_YOUR GOAL_
Print each line exactly as it is given.
====
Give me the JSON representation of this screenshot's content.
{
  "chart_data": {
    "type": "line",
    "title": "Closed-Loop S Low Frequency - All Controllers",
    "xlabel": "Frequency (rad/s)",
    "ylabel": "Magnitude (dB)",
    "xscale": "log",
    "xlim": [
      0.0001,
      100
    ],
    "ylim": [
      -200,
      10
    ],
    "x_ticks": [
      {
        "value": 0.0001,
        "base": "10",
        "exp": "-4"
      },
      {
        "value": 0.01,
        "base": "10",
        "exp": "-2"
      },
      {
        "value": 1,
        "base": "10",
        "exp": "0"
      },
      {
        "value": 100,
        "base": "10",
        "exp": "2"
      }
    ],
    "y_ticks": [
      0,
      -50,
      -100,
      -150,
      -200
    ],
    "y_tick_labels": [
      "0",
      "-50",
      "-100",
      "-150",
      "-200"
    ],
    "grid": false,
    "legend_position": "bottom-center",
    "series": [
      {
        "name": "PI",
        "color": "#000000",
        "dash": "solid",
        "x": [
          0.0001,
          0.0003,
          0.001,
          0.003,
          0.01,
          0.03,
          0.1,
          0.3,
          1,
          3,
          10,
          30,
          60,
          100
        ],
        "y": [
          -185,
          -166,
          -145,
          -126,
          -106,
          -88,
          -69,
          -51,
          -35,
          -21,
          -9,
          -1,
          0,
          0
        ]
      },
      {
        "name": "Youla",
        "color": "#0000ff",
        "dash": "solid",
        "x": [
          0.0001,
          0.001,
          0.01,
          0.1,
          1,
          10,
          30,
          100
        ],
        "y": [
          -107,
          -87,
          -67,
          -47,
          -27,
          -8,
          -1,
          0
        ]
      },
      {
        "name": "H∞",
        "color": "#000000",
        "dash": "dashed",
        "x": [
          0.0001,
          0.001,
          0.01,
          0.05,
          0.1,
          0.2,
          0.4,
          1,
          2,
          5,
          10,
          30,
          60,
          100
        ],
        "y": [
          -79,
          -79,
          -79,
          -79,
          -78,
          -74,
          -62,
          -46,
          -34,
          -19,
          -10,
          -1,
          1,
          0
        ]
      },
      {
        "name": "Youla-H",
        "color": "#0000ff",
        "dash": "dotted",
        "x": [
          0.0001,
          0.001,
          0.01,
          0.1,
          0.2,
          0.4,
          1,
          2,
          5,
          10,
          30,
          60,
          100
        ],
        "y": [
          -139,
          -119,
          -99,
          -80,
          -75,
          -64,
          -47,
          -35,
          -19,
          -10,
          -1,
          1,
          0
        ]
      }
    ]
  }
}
====
_EXPECTED ANSWER_
Give me the JSON representation of this screenshot's content.
{
  "chart_data": {
    "type": "line",
    "title": "Closed-Loop S Low Frequency - All Controllers",
    "xlabel": "Frequency (rad/s)",
    "ylabel": "Magnitude (dB)",
    "xscale": "log",
    "xlim": [
      0.0001,
      100
    ],
    "ylim": [
      -200,
      10
    ],
    "x_ticks": [
      {
        "value": 0.0001,
        "base": "10",
        "exp": "-4"
      },
      {
        "value": 0.01,
        "base": "10",
        "exp": "-2"
      },
      {
        "value": 1,
        "base": "10",
        "exp": "0"
      },
      {
        "value": 100,
        "base": "10",
        "exp": "2"
      }
    ],
    "y_ticks": [
      0,
      -50,
      -100,
      -150,
      -200
    ],
    "y_tick_labels": [
      "0",
      "-50",
      "-100",
      "-150",
      "-200"
    ],
    "grid": false,
    "legend_position": "bottom-center",
    "series": [
      {
        "name": "PI",
        "color": "#000000",
        "dash": "solid",
        "x": [
          0.0001,
          0.0003,
          0.001,
          0.003,
          0.01,
          0.03,
          0.1,
          0.3,
          1,
          3,
          10,
          30,
          60,
          100
        ],
        "y": [
          -185,
          -166,
          -145,
          -126,
          -106,
          -88,
          -69,
          -51,
          -35,
          -21,
          -9,
          -1,
          0,
          0
        ]
      },
      {
        "name": "Youla",
        "color": "#0000ff",
        "dash": "solid",
        "x": [
          0.0001,
          0.001,
          0.01,
          0.1,
          1,
          10,
          30,
          100
        ],
        "y": [
          -107,
          -87,
          -67,
          -47,
          -27,
          -8,
          -1,
          0
        ]
      },
      {
        "name": "H∞",
        "color": "#000000",
        "dash": "dashed",
        "x": [
          0.0001,
          0.001,
          0.01,
          0.05,
          0.1,
          0.2,
          0.4,
          1,
          2,
          5,
          10,
          30,
          60,
          100
        ],
        "y": [
          -79,
          -79,
          -79,
          -79,
          -78,
          -74,
          -62,
          -46,
          -34,
          -19,
          -10,
          -1,
          1,
          0
        ]
      },
      {
        "name": "Youla-H",
        "color": "#0000ff",
        "dash": "dotted",
        "x": [
          0.0001,
          0.001,
          0.01,
          0.1,
          0.2,
          0.4,
          1,
          2,
          5,
          10,
          30,
          60,
          100
        ],
        "y": [
          -139,
          -119,
          -99,
          -80,
          -75,
          -64,
          -47,
          -35,
          -19,
          -10,
          -1,
          1,
          0
        ]
      }
    ]
  }
}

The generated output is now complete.